What is expected: List every line of the material below that contains the string "required".

*** Exercise data ***

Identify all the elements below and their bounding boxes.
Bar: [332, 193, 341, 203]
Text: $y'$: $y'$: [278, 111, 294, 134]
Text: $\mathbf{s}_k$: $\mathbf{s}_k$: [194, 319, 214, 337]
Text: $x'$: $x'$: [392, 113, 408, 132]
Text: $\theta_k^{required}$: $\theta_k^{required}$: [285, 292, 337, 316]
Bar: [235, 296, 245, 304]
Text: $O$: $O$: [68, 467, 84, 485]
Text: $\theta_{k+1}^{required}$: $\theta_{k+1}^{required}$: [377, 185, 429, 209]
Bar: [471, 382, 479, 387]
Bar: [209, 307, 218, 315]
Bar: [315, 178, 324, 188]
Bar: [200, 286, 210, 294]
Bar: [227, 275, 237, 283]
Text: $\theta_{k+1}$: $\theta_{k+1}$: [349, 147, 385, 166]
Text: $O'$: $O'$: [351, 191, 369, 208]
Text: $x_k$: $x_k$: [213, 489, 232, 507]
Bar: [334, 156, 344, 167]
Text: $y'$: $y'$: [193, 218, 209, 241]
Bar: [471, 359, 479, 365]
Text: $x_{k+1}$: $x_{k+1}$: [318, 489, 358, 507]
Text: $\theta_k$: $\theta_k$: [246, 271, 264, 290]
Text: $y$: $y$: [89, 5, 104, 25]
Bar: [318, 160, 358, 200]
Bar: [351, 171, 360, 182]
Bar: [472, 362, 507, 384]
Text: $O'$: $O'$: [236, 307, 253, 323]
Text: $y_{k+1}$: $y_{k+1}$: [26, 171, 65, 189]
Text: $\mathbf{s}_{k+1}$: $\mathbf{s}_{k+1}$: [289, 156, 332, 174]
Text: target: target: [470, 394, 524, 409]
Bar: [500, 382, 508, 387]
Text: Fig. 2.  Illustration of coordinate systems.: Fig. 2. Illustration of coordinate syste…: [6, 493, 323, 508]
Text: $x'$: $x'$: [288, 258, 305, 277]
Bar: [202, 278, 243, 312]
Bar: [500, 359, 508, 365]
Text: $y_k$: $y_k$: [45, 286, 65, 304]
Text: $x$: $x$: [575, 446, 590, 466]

***

Exercise response:
Text: $\theta_k^{required}$: $\theta_k^{required}$: [285, 292, 337, 316]
Text: $\theta_{k+1}^{required}$: $\theta_{k+1}^{required}$: [377, 185, 429, 209]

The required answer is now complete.